Reproduce every entry in the listing without alteration.

Figure content listings:
......

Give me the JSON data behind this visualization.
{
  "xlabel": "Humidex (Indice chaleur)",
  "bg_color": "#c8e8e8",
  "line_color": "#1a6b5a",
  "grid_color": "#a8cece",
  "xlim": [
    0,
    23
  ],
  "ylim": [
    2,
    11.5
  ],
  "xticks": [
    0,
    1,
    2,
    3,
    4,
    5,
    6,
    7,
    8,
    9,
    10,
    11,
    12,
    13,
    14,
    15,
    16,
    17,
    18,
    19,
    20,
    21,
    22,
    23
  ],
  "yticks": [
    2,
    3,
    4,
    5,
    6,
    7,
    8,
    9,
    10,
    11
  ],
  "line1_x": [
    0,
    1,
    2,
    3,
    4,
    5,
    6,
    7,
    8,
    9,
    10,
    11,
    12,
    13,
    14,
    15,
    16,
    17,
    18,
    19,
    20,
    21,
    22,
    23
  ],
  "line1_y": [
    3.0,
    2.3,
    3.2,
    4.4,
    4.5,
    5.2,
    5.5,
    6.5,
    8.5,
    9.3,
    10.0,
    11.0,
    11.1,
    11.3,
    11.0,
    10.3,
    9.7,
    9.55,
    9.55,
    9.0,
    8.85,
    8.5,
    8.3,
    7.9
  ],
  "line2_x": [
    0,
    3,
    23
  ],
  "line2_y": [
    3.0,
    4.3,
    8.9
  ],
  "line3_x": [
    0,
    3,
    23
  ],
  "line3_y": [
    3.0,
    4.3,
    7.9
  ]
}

......

▶ [Final answer]:
Give me the JSON data behind this visualization.
{
  "xlabel": "Humidex (Indice chaleur)",
  "bg_color": "#c8e8e8",
  "line_color": "#1a6b5a",
  "grid_color": "#a8cece",
  "xlim": [
    0,
    23
  ],
  "ylim": [
    2,
    11.5
  ],
  "xticks": [
    0,
    1,
    2,
    3,
    4,
    5,
    6,
    7,
    8,
    9,
    10,
    11,
    12,
    13,
    14,
    15,
    16,
    17,
    18,
    19,
    20,
    21,
    22,
    23
  ],
  "yticks": [
    2,
    3,
    4,
    5,
    6,
    7,
    8,
    9,
    10,
    11
  ],
  "line1_x": [
    0,
    1,
    2,
    3,
    4,
    5,
    6,
    7,
    8,
    9,
    10,
    11,
    12,
    13,
    14,
    15,
    16,
    17,
    18,
    19,
    20,
    21,
    22,
    23
  ],
  "line1_y": [
    3.0,
    2.3,
    3.2,
    4.4,
    4.5,
    5.2,
    5.5,
    6.5,
    8.5,
    9.3,
    10.0,
    11.0,
    11.1,
    11.3,
    11.0,
    10.3,
    9.7,
    9.55,
    9.55,
    9.0,
    8.85,
    8.5,
    8.3,
    7.9
  ],
  "line2_x": [
    0,
    3,
    23
  ],
  "line2_y": [
    3.0,
    4.3,
    8.9
  ],
  "line3_x": [
    0,
    3,
    23
  ],
  "line3_y": [
    3.0,
    4.3,
    7.9
  ]
}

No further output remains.